§ Excerpted passage:
____

The opinion of the court was delivered by: Matthew F. Kennelly, District Judge:
MEMORANDUM OPINION AND ORDER
Games Workshop (GW) has sued Chapterhouse Studios (Chapterhouse), alleging copyright and trademark infringement and related state and federal claims. The parties previously filed cross-motions for summary judgment, which the Court partly granted and partly denied, leaving a good many of GW's claims for trial. Games Workshop Ltd. v. Chapterhouse Studios, LLC, No. 10 C 8301, 2012 WL 5949105 (N.D. Ill. Nov. 27, 2012). The Court later granted GW leave to amend its complaint to add similar claims that it had asserted in a second lawsuit against Chapterhouse.
Each side has again moved for summary judgment. In addition, Chapterhouse has asked the Court to reconsider part of its prior summary judgment ruling and award Chapterhouse costs that it incurred in obtaining previously undisclosed correspondence between GW and the United States Copyright Office. For the reasons stated below, the Court (1) partly grants and partly denies Chapterhouse's motion for reconsideration, (2) denies Chapterhouse's motion for summary judgment, and (3) partly grants and partly denies GW's motion for summary judgment.
The Court described the relevant factual background in its prior summary judgment decision. The Court assumes familiarity with that decision.
In connection with this lawsuit, the parties have exchanged numerous requests for documents. On September 9, 2011, Chapterhouse asked GW to produce "all correspondence with any government agency or private copyright registration service" concerning any work at issue in the case. Def.'s Mot. for Recons., Ex. 2 at 5. GW responded that it believed it had disclosed all responsive documents but would provide any additional responsive documents in its possession. Id., Ex. 3 at 2.

____

(Spatial layout rows)

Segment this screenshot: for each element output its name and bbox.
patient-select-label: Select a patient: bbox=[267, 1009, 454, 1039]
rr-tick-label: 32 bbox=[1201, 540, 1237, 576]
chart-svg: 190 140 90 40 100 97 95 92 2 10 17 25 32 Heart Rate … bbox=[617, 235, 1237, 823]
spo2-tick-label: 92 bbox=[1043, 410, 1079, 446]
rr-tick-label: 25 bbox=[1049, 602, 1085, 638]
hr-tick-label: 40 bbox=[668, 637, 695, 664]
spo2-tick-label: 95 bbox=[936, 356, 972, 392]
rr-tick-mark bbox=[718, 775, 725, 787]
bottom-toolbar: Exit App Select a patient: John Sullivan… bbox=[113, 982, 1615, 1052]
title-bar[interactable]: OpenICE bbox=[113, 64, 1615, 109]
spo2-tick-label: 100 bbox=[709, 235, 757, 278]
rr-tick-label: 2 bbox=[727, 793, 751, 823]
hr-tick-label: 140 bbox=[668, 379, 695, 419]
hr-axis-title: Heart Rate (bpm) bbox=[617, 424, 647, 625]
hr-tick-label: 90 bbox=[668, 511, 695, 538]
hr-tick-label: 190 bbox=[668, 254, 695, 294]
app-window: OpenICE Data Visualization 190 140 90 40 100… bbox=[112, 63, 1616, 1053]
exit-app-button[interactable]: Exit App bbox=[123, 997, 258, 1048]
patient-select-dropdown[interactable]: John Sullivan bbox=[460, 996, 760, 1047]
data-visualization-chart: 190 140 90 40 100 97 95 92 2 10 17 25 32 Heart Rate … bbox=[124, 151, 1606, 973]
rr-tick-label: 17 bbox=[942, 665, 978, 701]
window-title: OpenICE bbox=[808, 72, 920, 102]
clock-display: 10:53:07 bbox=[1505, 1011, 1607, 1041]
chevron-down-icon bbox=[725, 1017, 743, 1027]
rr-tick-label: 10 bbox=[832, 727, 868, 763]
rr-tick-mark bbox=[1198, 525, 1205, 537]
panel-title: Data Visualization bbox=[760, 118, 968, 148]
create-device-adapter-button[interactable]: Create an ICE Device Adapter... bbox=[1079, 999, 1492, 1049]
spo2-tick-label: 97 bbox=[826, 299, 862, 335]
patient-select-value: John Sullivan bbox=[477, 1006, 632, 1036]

____

§ What you need to do:
1/ According to the court opinion, on what date did Chapterhouse ask GW to produce all correspondence with any government agency or private copyright registration service?
2/ Decide whether each statement agrees with the court opinion, answering yes or no and quoting the deciding words: (a) The Court denies Chapterhouse's motion for summary judgment. (b) The Court fully granted the earlier cross-motions for summary judgment. (c) The Court refused to let GW amend its complaint.
Rely only on the court opinion for your answers.

§ Solutions by task:
1/ September 9, 2011.

2/
(a) Yes: "denies Chapterhouse's motion for summary judgment"
(b) No: "which the Court partly granted and partly denied"
(c) No: "The Court later granted GW leave to amend its complaint"